Requirement> Repeat all the records exactly, omitting pictures.

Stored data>
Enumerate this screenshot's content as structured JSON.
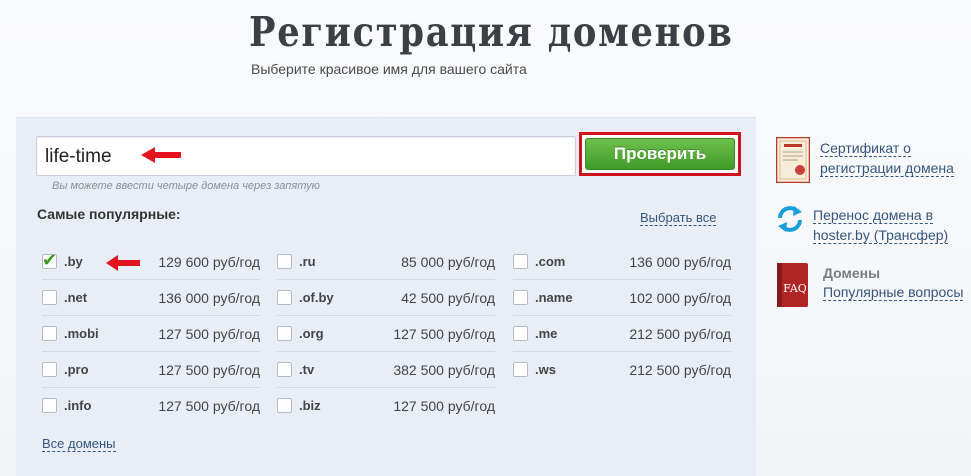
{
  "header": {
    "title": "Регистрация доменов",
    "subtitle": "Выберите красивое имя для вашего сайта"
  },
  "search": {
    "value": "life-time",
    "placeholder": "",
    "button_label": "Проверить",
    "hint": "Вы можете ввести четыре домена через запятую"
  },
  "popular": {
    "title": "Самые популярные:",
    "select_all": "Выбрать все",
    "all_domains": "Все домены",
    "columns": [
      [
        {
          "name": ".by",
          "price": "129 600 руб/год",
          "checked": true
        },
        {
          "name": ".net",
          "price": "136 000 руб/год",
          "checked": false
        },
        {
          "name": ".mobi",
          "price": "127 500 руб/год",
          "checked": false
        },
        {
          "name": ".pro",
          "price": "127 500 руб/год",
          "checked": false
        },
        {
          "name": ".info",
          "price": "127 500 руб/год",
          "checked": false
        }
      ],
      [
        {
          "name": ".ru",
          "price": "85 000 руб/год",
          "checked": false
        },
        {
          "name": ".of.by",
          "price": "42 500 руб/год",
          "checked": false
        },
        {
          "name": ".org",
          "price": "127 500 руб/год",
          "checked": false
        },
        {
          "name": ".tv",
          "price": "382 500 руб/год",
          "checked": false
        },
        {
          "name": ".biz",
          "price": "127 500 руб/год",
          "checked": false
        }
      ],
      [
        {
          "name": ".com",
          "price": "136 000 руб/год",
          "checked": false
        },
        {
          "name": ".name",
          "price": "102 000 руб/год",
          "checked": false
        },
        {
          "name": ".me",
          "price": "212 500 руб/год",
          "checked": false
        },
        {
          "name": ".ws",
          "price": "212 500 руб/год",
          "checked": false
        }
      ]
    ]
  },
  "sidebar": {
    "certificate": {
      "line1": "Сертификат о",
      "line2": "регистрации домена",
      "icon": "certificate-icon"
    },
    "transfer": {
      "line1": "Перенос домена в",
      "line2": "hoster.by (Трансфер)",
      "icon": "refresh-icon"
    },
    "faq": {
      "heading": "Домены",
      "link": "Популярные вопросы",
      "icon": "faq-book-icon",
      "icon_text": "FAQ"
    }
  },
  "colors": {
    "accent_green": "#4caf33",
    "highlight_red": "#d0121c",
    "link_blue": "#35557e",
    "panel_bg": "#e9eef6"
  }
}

Answer>
Enumerate this screenshot's content as structured JSON.
{
  "header": {
    "title": "Регистрация доменов",
    "subtitle": "Выберите красивое имя для вашего сайта"
  },
  "search": {
    "value": "life-time",
    "placeholder": "",
    "button_label": "Проверить",
    "hint": "Вы можете ввести четыре домена через запятую"
  },
  "popular": {
    "title": "Самые популярные:",
    "select_all": "Выбрать все",
    "all_domains": "Все домены",
    "columns": [
      [
        {
          "name": ".by",
          "price": "129 600 руб/год",
          "checked": true
        },
        {
          "name": ".net",
          "price": "136 000 руб/год",
          "checked": false
        },
        {
          "name": ".mobi",
          "price": "127 500 руб/год",
          "checked": false
        },
        {
          "name": ".pro",
          "price": "127 500 руб/год",
          "checked": false
        },
        {
          "name": ".info",
          "price": "127 500 руб/год",
          "checked": false
        }
      ],
      [
        {
          "name": ".ru",
          "price": "85 000 руб/год",
          "checked": false
        },
        {
          "name": ".of.by",
          "price": "42 500 руб/год",
          "checked": false
        },
        {
          "name": ".org",
          "price": "127 500 руб/год",
          "checked": false
        },
        {
          "name": ".tv",
          "price": "382 500 руб/год",
          "checked": false
        },
        {
          "name": ".biz",
          "price": "127 500 руб/год",
          "checked": false
        }
      ],
      [
        {
          "name": ".com",
          "price": "136 000 руб/год",
          "checked": false
        },
        {
          "name": ".name",
          "price": "102 000 руб/год",
          "checked": false
        },
        {
          "name": ".me",
          "price": "212 500 руб/год",
          "checked": false
        },
        {
          "name": ".ws",
          "price": "212 500 руб/год",
          "checked": false
        }
      ]
    ]
  },
  "sidebar": {
    "certificate": {
      "line1": "Сертификат о",
      "line2": "регистрации домена",
      "icon": "certificate-icon"
    },
    "transfer": {
      "line1": "Перенос домена в",
      "line2": "hoster.by (Трансфер)",
      "icon": "refresh-icon"
    },
    "faq": {
      "heading": "Домены",
      "link": "Популярные вопросы",
      "icon": "faq-book-icon",
      "icon_text": "FAQ"
    }
  },
  "colors": {
    "accent_green": "#4caf33",
    "highlight_red": "#d0121c",
    "link_blue": "#35557e",
    "panel_bg": "#e9eef6"
  }
}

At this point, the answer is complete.